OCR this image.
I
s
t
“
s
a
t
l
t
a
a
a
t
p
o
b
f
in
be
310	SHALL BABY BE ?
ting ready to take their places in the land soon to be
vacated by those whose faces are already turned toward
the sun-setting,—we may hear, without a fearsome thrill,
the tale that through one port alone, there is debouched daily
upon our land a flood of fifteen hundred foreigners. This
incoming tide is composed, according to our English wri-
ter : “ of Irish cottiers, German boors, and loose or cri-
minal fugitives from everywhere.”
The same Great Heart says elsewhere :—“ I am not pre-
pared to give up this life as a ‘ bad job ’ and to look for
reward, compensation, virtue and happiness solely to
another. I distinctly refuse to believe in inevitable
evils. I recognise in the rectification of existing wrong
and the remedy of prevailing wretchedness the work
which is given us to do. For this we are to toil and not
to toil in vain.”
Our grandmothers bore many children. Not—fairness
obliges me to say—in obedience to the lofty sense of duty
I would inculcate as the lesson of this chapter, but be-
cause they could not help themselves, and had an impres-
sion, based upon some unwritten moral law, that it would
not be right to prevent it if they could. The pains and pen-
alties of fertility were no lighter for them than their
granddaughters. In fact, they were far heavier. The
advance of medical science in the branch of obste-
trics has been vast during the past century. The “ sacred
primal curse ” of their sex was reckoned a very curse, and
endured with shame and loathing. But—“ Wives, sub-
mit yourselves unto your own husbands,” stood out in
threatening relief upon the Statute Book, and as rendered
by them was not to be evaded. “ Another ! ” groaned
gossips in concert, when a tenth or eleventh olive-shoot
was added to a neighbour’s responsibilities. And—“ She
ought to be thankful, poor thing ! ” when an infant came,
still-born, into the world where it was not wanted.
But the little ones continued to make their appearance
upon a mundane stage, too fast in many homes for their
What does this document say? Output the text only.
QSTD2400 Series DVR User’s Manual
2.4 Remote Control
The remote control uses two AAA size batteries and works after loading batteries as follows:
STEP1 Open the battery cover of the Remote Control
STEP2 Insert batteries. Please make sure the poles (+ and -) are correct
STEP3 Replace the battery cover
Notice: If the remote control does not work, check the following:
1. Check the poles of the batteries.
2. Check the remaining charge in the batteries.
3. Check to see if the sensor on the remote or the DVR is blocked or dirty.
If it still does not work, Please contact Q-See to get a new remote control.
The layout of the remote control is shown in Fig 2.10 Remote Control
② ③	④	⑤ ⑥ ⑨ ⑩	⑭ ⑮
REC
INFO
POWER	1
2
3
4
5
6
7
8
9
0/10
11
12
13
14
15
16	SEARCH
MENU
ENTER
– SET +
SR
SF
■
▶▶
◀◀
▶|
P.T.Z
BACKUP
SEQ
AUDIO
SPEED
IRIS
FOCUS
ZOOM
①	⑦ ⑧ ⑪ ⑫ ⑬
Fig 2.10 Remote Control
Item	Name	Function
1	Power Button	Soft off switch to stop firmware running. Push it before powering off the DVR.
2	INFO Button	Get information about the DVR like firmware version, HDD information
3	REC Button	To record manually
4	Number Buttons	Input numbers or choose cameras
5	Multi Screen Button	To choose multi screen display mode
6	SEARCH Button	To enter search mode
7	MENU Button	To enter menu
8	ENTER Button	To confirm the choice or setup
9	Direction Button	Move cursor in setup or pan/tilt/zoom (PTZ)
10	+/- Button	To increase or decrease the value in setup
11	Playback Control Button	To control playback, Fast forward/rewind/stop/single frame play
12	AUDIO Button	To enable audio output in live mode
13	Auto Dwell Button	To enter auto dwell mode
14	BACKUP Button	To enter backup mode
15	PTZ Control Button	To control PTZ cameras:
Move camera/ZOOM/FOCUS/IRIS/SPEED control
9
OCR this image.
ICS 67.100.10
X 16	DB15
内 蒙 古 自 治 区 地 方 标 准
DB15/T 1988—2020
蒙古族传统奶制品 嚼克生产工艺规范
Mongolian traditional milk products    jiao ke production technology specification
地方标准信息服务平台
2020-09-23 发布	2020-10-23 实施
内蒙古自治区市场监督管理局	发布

• • • •

## INSTRUCTIONS FOR THE TASK
A single figure is required: the number of lines above in which the word "FOCUS" occurs.

## FINISHED EXERCISE
2